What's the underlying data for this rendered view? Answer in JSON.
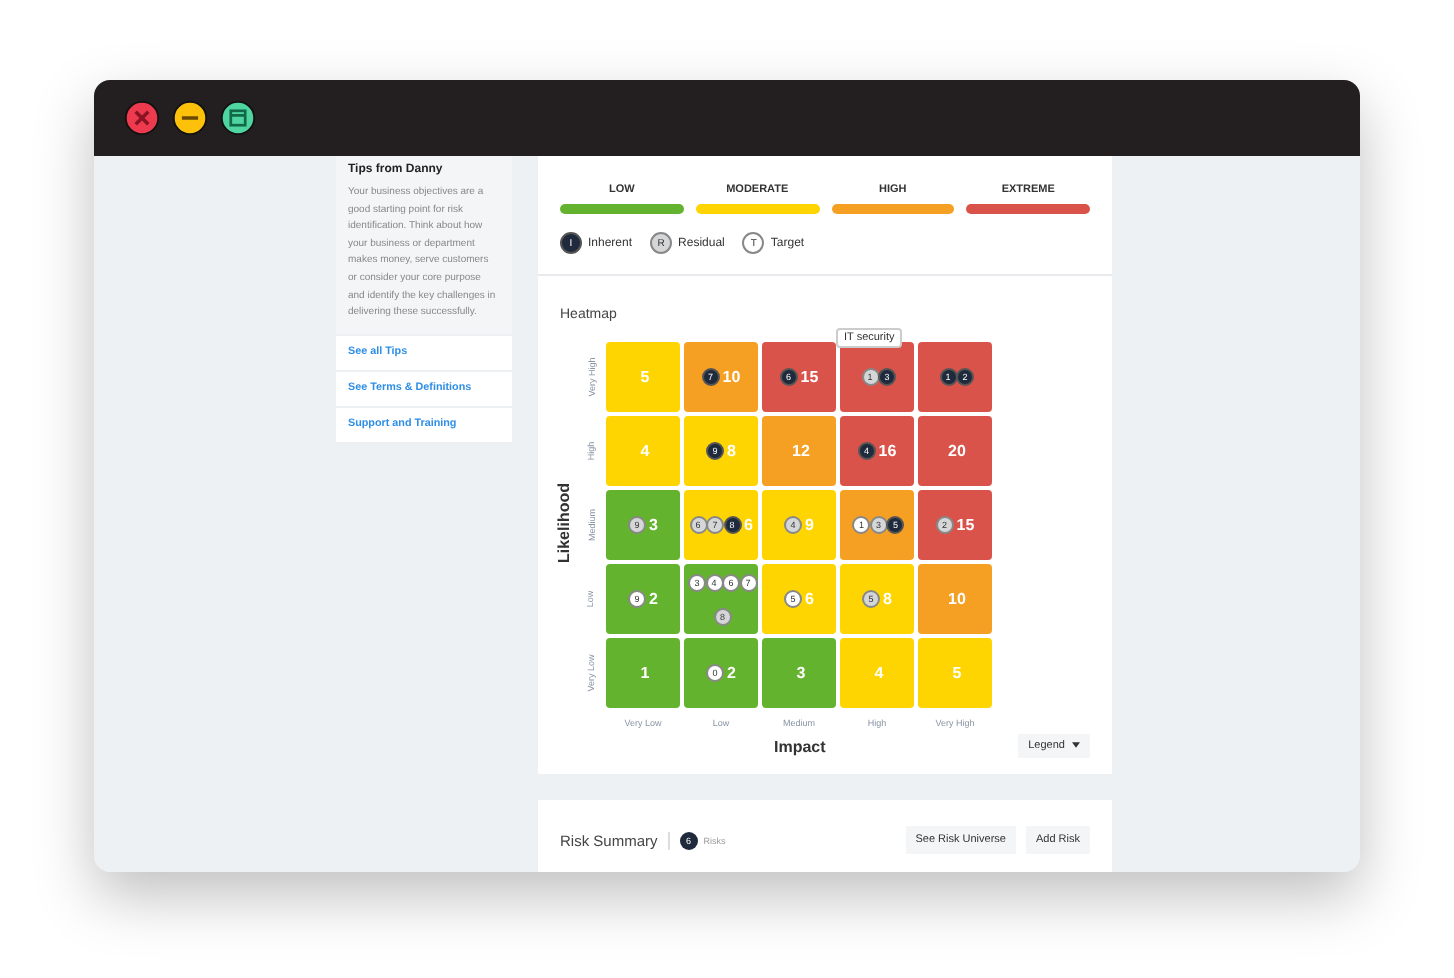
{
  "window_controls": [
    {
      "kind": "close"
    },
    {
      "kind": "minimize"
    },
    {
      "kind": "maximize"
    }
  ],
  "sidebar": {
    "title": "Tips from Danny",
    "text": "Your business objectives are a good starting point for risk identification. Think about how your business or department makes money, serve customers or consider your core purpose and identify the key challenges in delivering these successfully.",
    "links": [
      "See all Tips",
      "See Terms & Definitions",
      "Support and Training"
    ]
  },
  "rating_scale": [
    {
      "label": "LOW",
      "color": "#64b32e"
    },
    {
      "label": "MODERATE",
      "color": "#fed500"
    },
    {
      "label": "HIGH",
      "color": "#f5a023"
    },
    {
      "label": "EXTREME",
      "color": "#d9534a"
    }
  ],
  "marker_key": [
    {
      "symbol": "I",
      "label": "Inherent",
      "kind": "inherent"
    },
    {
      "symbol": "R",
      "label": "Residual",
      "kind": "residual"
    },
    {
      "symbol": "T",
      "label": "Target",
      "kind": "target"
    }
  ],
  "heatmap": {
    "title": "Heatmap",
    "y_axis_label": "Likelihood",
    "x_axis_label": "Impact",
    "row_labels": [
      "Very High",
      "High",
      "Medium",
      "Low",
      "Very Low"
    ],
    "column_labels": [
      "Very Low",
      "Low",
      "Medium",
      "High",
      "Very High"
    ],
    "rows": [
      [
        {
          "score": "5",
          "color": "#fed500"
        },
        {
          "score": "10",
          "color": "#f5a023",
          "markers": [
            {
              "label": "7",
              "kind": "inherent"
            }
          ]
        },
        {
          "score": "15",
          "color": "#d9534a",
          "markers": [
            {
              "label": "6",
              "kind": "inherent"
            }
          ]
        },
        {
          "color": "#d9534a",
          "tooltip": "IT security",
          "markers": [
            {
              "label": "1",
              "kind": "residual"
            },
            {
              "label": "3",
              "kind": "inherent"
            }
          ]
        },
        {
          "color": "#d9534a",
          "markers": [
            {
              "label": "1",
              "kind": "inherent"
            },
            {
              "label": "2",
              "kind": "inherent"
            }
          ]
        }
      ],
      [
        {
          "score": "4",
          "color": "#fed500"
        },
        {
          "score": "8",
          "color": "#fed500",
          "markers": [
            {
              "label": "9",
              "kind": "inherent"
            }
          ]
        },
        {
          "score": "12",
          "color": "#f5a023"
        },
        {
          "score": "16",
          "color": "#d9534a",
          "markers": [
            {
              "label": "4",
              "kind": "inherent"
            }
          ]
        },
        {
          "score": "20",
          "color": "#d9534a"
        }
      ],
      [
        {
          "score": "3",
          "color": "#64b32e",
          "markers": [
            {
              "label": "9",
              "kind": "residual"
            }
          ]
        },
        {
          "score": "6",
          "color": "#fed500",
          "markers": [
            {
              "label": "6",
              "kind": "residual"
            },
            {
              "label": "7",
              "kind": "residual"
            },
            {
              "label": "8",
              "kind": "inherent"
            }
          ]
        },
        {
          "score": "9",
          "color": "#fed500",
          "markers": [
            {
              "label": "4",
              "kind": "residual"
            }
          ]
        },
        {
          "color": "#f5a023",
          "markers": [
            {
              "label": "1",
              "kind": "target"
            },
            {
              "label": "3",
              "kind": "residual"
            },
            {
              "label": "5",
              "kind": "inherent"
            }
          ]
        },
        {
          "score": "15",
          "color": "#d9534a",
          "markers": [
            {
              "label": "2",
              "kind": "residual"
            }
          ]
        }
      ],
      [
        {
          "score": "2",
          "color": "#64b32e",
          "markers": [
            {
              "label": "9",
              "kind": "target"
            }
          ]
        },
        {
          "color": "#64b32e",
          "markers": [
            {
              "label": "3",
              "kind": "target"
            },
            {
              "label": "4",
              "kind": "target"
            },
            {
              "label": "6",
              "kind": "target"
            },
            {
              "label": "7",
              "kind": "target"
            },
            {
              "label": "8",
              "kind": "residual"
            }
          ]
        },
        {
          "score": "6",
          "color": "#fed500",
          "markers": [
            {
              "label": "5",
              "kind": "target"
            }
          ]
        },
        {
          "score": "8",
          "color": "#fed500",
          "markers": [
            {
              "label": "5",
              "kind": "residual"
            }
          ]
        },
        {
          "score": "10",
          "color": "#f5a023"
        }
      ],
      [
        {
          "score": "1",
          "color": "#64b32e"
        },
        {
          "score": "2",
          "color": "#64b32e",
          "markers": [
            {
              "label": "0",
              "kind": "target"
            }
          ]
        },
        {
          "score": "3",
          "color": "#64b32e"
        },
        {
          "score": "4",
          "color": "#fed500"
        },
        {
          "score": "5",
          "color": "#fed500"
        }
      ]
    ],
    "legend_button": "Legend"
  },
  "risk_summary": {
    "title": "Risk Summary",
    "count": "6",
    "count_label": "Risks",
    "buttons": [
      "See Risk Universe",
      "Add Risk"
    ]
  }
}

# # # # # # #

> REQUIREMENTS: Where a line of the data holds "title", show that line.

> EXERCISE ANSWER:
    "title": "Tips from Danny",
    "title": "Heatmap",
    "title": "Risk Summary",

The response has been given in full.